— BEGIN RECORDS FOR THIS EXERCISE —
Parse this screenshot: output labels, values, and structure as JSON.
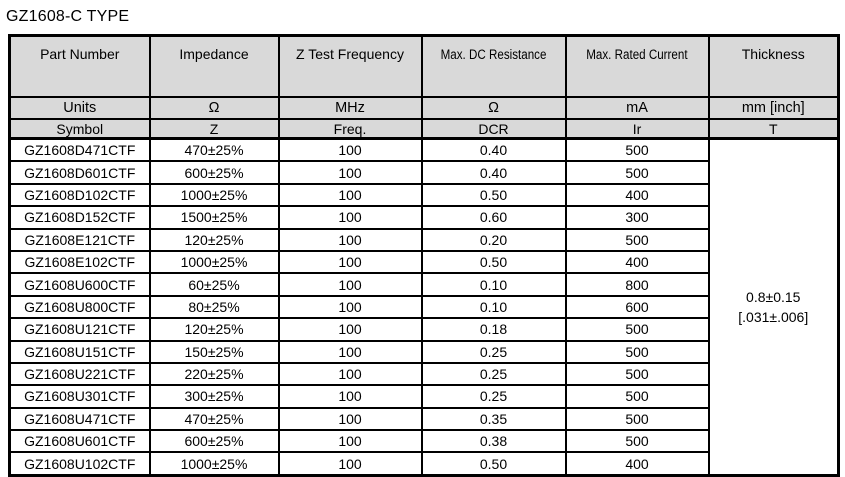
{
  "page_title": "GZ1608-C TYPE",
  "colors": {
    "header_bg": "#d9d9d9",
    "border": "#000000",
    "row_bg": "#ffffff",
    "text": "#000000"
  },
  "table": {
    "headers": [
      "Part Number",
      "Impedance",
      "Z Test Frequency",
      "Max. DC Resistance",
      "Max. Rated Current",
      "Thickness"
    ],
    "units_row": [
      "Units",
      "Ω",
      "MHz",
      "Ω",
      "mA",
      "mm [inch]"
    ],
    "symbol_row": [
      "Symbol",
      "Z",
      "Freq.",
      "DCR",
      "Ir",
      "T"
    ],
    "thickness_value": [
      "0.8±0.15",
      "[.031±.006]"
    ],
    "rows": [
      [
        "GZ1608D471CTF",
        "470±25%",
        "100",
        "0.40",
        "500"
      ],
      [
        "GZ1608D601CTF",
        "600±25%",
        "100",
        "0.40",
        "500"
      ],
      [
        "GZ1608D102CTF",
        "1000±25%",
        "100",
        "0.50",
        "400"
      ],
      [
        "GZ1608D152CTF",
        "1500±25%",
        "100",
        "0.60",
        "300"
      ],
      [
        "GZ1608E121CTF",
        "120±25%",
        "100",
        "0.20",
        "500"
      ],
      [
        "GZ1608E102CTF",
        "1000±25%",
        "100",
        "0.50",
        "400"
      ],
      [
        "GZ1608U600CTF",
        "60±25%",
        "100",
        "0.10",
        "800"
      ],
      [
        "GZ1608U800CTF",
        "80±25%",
        "100",
        "0.10",
        "600"
      ],
      [
        "GZ1608U121CTF",
        "120±25%",
        "100",
        "0.18",
        "500"
      ],
      [
        "GZ1608U151CTF",
        "150±25%",
        "100",
        "0.25",
        "500"
      ],
      [
        "GZ1608U221CTF",
        "220±25%",
        "100",
        "0.25",
        "500"
      ],
      [
        "GZ1608U301CTF",
        "300±25%",
        "100",
        "0.25",
        "500"
      ],
      [
        "GZ1608U471CTF",
        "470±25%",
        "100",
        "0.35",
        "500"
      ],
      [
        "GZ1608U601CTF",
        "600±25%",
        "100",
        "0.38",
        "500"
      ],
      [
        "GZ1608U102CTF",
        "1000±25%",
        "100",
        "0.50",
        "400"
      ]
    ]
  }
}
— END RECORDS FOR THIS EXERCISE —
# YOUR GOAL
Without including the pictures, reproduce all entries exactly.

# SOLUTION FOR THIS EXERCISE
Parse this screenshot: output labels, values, and structure as JSON.
{
  "page_title": "GZ1608-C TYPE",
  "colors": {
    "header_bg": "#d9d9d9",
    "border": "#000000",
    "row_bg": "#ffffff",
    "text": "#000000"
  },
  "table": {
    "headers": [
      "Part Number",
      "Impedance",
      "Z Test Frequency",
      "Max. DC Resistance",
      "Max. Rated Current",
      "Thickness"
    ],
    "units_row": [
      "Units",
      "Ω",
      "MHz",
      "Ω",
      "mA",
      "mm [inch]"
    ],
    "symbol_row": [
      "Symbol",
      "Z",
      "Freq.",
      "DCR",
      "Ir",
      "T"
    ],
    "thickness_value": [
      "0.8±0.15",
      "[.031±.006]"
    ],
    "rows": [
      [
        "GZ1608D471CTF",
        "470±25%",
        "100",
        "0.40",
        "500"
      ],
      [
        "GZ1608D601CTF",
        "600±25%",
        "100",
        "0.40",
        "500"
      ],
      [
        "GZ1608D102CTF",
        "1000±25%",
        "100",
        "0.50",
        "400"
      ],
      [
        "GZ1608D152CTF",
        "1500±25%",
        "100",
        "0.60",
        "300"
      ],
      [
        "GZ1608E121CTF",
        "120±25%",
        "100",
        "0.20",
        "500"
      ],
      [
        "GZ1608E102CTF",
        "1000±25%",
        "100",
        "0.50",
        "400"
      ],
      [
        "GZ1608U600CTF",
        "60±25%",
        "100",
        "0.10",
        "800"
      ],
      [
        "GZ1608U800CTF",
        "80±25%",
        "100",
        "0.10",
        "600"
      ],
      [
        "GZ1608U121CTF",
        "120±25%",
        "100",
        "0.18",
        "500"
      ],
      [
        "GZ1608U151CTF",
        "150±25%",
        "100",
        "0.25",
        "500"
      ],
      [
        "GZ1608U221CTF",
        "220±25%",
        "100",
        "0.25",
        "500"
      ],
      [
        "GZ1608U301CTF",
        "300±25%",
        "100",
        "0.25",
        "500"
      ],
      [
        "GZ1608U471CTF",
        "470±25%",
        "100",
        "0.35",
        "500"
      ],
      [
        "GZ1608U601CTF",
        "600±25%",
        "100",
        "0.38",
        "500"
      ],
      [
        "GZ1608U102CTF",
        "1000±25%",
        "100",
        "0.50",
        "400"
      ]
    ]
  }
}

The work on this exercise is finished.